▶ CHALLENGE
Show every line in the records below that contains the word "this".

▶ RECORDED DATA
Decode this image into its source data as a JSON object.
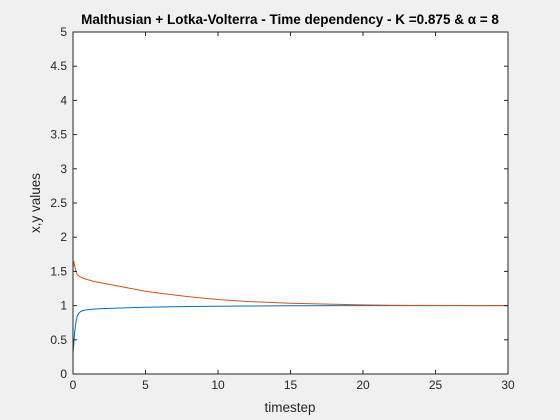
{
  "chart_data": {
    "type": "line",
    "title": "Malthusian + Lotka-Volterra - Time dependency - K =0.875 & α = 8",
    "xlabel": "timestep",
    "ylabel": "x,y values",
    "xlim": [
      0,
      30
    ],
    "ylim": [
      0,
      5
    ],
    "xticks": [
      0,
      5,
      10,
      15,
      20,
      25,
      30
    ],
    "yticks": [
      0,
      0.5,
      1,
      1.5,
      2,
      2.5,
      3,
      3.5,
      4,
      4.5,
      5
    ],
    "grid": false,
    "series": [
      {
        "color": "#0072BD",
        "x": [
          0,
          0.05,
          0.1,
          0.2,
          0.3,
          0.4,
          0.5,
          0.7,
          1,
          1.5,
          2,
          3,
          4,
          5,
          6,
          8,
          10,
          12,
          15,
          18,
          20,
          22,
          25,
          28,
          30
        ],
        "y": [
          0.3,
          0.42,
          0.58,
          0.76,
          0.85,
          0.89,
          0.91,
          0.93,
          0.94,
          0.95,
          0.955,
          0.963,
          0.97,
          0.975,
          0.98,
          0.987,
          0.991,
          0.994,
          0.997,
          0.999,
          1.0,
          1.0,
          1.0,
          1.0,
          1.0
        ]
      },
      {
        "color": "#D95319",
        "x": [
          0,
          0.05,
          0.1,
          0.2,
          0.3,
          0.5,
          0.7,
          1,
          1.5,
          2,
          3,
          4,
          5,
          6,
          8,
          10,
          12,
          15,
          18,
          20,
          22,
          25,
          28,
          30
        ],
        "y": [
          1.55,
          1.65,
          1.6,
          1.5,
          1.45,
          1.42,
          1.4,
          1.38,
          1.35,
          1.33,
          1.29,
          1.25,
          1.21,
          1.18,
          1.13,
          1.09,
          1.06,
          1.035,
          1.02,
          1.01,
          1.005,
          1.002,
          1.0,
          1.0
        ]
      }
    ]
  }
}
--
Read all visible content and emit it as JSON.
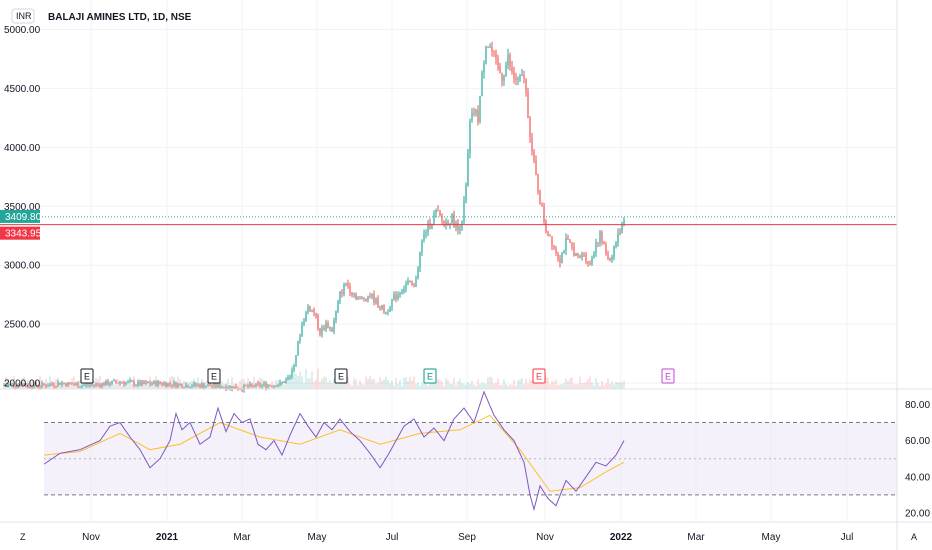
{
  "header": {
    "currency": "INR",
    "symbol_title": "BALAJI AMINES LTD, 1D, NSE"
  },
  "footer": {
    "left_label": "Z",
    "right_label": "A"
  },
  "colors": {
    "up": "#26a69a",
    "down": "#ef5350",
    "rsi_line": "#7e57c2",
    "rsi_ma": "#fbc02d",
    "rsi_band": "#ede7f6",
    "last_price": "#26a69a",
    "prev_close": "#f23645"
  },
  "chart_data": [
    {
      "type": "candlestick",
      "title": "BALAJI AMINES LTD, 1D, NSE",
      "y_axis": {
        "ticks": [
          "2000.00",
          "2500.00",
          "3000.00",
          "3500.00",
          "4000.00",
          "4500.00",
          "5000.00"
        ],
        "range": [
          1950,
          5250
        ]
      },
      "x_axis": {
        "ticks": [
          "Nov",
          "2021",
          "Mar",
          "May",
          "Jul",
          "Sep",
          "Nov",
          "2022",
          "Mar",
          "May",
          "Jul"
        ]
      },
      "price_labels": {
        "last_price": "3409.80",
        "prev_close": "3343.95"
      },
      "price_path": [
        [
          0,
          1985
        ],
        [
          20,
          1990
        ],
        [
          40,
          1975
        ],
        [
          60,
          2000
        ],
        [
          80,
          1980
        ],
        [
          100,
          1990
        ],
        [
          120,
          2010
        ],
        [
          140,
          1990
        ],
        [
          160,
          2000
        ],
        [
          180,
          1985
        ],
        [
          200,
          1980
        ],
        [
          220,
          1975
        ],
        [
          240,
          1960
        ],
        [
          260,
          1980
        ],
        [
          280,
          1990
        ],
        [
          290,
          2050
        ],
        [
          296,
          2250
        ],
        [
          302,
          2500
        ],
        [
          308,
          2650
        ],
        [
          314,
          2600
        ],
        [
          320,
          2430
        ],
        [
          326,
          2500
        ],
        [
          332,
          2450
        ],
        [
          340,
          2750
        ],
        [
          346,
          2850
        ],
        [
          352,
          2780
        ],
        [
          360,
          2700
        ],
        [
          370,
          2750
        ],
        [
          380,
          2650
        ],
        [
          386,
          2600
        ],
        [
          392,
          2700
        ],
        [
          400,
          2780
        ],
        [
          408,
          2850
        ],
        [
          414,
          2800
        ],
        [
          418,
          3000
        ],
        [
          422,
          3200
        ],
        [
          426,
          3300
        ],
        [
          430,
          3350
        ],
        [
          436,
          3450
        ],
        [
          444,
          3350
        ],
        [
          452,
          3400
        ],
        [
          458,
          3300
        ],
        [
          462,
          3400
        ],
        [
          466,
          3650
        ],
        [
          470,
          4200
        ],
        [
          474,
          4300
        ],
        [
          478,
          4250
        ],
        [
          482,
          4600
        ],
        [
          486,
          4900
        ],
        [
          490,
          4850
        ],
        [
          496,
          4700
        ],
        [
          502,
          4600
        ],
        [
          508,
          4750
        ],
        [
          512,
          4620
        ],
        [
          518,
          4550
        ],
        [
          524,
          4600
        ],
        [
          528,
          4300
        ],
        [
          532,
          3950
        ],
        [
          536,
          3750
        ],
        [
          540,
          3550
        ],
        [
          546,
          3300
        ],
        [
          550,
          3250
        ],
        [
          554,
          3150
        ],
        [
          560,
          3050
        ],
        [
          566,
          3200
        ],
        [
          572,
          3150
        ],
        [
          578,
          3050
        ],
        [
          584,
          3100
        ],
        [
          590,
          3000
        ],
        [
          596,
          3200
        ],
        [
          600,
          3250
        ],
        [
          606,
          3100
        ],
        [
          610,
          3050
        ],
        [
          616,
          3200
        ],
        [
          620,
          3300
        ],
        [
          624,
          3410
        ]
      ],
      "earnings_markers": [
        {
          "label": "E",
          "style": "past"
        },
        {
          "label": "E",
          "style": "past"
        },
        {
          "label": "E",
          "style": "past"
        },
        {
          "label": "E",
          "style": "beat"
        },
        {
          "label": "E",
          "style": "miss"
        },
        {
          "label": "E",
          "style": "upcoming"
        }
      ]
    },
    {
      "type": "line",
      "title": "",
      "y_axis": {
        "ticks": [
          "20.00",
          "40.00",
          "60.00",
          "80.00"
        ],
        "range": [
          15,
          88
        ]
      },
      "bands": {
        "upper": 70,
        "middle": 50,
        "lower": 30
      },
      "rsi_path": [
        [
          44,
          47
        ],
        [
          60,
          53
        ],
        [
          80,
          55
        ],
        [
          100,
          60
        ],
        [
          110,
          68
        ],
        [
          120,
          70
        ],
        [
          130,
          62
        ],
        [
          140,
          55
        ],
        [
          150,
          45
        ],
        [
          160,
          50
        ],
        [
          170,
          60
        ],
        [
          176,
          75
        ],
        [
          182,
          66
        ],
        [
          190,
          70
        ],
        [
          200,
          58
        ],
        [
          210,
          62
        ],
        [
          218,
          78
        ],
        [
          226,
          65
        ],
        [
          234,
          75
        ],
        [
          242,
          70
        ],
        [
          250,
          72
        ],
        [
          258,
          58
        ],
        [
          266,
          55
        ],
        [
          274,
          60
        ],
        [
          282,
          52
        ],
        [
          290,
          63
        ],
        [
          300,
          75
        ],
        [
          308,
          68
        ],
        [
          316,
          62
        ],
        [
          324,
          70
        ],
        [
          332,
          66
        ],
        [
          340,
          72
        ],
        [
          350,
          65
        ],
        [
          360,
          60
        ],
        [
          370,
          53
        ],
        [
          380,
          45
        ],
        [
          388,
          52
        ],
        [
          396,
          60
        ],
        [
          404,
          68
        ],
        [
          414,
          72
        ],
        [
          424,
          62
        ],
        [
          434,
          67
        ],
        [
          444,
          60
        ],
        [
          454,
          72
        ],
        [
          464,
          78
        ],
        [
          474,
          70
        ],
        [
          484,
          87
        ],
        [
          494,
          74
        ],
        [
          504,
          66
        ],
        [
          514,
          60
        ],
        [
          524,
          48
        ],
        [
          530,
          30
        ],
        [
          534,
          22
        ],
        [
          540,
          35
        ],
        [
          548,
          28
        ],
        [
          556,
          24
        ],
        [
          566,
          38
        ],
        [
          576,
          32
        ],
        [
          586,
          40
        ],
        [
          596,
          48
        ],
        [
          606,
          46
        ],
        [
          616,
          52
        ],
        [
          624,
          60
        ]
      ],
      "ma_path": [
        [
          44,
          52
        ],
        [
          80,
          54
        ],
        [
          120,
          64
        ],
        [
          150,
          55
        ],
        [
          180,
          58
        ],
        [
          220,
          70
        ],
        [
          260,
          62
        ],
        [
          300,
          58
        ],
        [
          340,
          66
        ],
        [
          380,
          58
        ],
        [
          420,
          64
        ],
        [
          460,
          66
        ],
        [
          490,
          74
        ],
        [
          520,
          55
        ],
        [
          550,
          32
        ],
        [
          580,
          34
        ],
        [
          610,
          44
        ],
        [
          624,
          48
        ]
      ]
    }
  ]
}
--
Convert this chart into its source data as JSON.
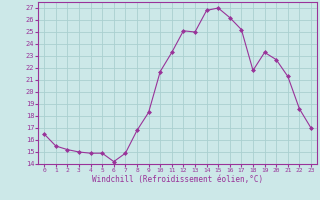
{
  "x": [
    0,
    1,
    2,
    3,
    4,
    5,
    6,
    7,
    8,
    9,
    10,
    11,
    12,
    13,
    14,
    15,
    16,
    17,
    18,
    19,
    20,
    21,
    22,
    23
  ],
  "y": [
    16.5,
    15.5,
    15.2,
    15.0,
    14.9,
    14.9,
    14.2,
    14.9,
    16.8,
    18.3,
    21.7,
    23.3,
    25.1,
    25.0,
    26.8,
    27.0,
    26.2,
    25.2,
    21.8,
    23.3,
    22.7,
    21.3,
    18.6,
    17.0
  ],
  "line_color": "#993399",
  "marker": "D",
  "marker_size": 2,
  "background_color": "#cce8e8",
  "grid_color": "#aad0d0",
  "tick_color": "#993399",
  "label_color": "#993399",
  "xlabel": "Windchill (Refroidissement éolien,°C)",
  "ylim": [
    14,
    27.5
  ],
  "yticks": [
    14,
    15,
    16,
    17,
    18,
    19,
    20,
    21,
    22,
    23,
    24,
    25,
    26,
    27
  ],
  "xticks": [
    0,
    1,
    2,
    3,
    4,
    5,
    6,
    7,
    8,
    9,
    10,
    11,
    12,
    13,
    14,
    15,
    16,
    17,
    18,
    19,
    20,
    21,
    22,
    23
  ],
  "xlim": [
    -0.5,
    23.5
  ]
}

▶ COMPLETE ANSWER
Decode this image into its source data as a JSON object.
Convert this chart into its source data as JSON.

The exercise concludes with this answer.